### Your goal
Give the number of lines holding the string "auparavant", and nothing else.

--------------------------------

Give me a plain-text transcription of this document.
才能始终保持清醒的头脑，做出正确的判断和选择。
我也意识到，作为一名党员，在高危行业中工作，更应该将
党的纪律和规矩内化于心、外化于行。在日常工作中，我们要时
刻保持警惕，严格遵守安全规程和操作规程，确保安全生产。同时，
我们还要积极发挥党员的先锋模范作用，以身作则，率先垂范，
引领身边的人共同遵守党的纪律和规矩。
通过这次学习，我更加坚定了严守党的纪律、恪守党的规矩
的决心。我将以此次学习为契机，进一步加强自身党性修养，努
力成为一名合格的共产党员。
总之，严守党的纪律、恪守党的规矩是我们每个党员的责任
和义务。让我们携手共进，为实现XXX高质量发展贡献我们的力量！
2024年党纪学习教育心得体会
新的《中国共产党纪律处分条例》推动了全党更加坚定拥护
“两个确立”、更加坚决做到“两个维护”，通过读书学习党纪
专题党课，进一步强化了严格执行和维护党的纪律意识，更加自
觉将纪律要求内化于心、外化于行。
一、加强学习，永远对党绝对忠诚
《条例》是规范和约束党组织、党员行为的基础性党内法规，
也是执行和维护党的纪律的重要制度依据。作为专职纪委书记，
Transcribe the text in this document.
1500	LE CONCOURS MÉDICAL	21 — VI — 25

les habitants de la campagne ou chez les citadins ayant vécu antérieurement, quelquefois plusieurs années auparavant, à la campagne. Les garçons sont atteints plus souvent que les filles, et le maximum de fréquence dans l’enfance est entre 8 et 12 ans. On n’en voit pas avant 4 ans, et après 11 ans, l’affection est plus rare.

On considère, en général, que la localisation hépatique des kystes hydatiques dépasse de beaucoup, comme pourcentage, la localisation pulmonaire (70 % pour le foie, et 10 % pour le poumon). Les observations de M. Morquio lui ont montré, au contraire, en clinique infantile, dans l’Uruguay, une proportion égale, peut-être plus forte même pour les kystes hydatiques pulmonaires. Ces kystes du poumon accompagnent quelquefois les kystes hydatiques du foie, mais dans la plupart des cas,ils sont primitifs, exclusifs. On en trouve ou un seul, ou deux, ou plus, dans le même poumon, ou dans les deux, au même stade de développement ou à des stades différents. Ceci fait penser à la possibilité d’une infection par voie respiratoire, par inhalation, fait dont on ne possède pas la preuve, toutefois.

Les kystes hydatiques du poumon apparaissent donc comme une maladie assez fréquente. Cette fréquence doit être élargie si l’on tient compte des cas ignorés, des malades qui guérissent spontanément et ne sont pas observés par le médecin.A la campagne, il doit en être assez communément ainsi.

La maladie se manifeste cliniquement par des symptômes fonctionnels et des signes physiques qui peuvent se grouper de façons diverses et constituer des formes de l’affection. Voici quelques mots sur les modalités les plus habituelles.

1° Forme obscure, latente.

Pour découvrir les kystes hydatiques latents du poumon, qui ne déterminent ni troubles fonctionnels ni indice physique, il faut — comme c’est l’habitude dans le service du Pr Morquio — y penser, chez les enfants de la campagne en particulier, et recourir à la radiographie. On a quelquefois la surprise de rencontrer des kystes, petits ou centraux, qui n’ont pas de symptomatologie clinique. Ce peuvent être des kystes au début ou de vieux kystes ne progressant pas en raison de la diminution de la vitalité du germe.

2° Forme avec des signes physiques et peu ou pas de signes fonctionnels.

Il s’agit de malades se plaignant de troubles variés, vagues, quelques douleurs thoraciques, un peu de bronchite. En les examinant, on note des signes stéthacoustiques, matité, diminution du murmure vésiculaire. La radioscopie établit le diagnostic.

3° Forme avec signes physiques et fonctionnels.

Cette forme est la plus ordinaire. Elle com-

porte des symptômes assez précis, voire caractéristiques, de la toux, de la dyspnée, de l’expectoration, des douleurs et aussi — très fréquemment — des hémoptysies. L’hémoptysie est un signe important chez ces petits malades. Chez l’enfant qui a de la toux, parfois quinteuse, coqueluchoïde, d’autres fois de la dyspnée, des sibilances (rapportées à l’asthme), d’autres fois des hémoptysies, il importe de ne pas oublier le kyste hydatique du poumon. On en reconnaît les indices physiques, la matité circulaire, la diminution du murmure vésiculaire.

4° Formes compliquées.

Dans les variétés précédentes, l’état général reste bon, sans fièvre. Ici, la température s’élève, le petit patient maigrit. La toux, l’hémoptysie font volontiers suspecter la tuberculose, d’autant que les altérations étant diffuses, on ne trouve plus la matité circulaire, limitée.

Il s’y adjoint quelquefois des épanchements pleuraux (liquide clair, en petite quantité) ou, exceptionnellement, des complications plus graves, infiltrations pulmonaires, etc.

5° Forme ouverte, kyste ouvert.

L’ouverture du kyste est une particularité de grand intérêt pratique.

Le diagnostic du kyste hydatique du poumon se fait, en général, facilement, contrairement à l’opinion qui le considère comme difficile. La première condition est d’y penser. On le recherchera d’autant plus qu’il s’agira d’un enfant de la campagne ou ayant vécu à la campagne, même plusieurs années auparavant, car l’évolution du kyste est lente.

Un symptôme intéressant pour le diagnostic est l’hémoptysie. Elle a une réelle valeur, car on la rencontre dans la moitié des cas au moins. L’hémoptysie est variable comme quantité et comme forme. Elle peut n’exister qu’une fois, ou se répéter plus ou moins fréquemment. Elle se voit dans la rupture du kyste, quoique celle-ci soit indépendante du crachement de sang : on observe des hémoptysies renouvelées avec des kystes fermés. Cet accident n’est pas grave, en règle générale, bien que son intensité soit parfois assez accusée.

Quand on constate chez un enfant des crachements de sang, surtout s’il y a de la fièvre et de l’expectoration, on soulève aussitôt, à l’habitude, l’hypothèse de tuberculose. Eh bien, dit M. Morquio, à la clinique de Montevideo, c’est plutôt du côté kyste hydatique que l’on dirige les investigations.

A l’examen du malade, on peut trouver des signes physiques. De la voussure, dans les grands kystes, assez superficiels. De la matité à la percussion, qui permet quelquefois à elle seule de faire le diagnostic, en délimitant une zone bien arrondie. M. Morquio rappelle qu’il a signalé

--------------------------------

### Task answer
2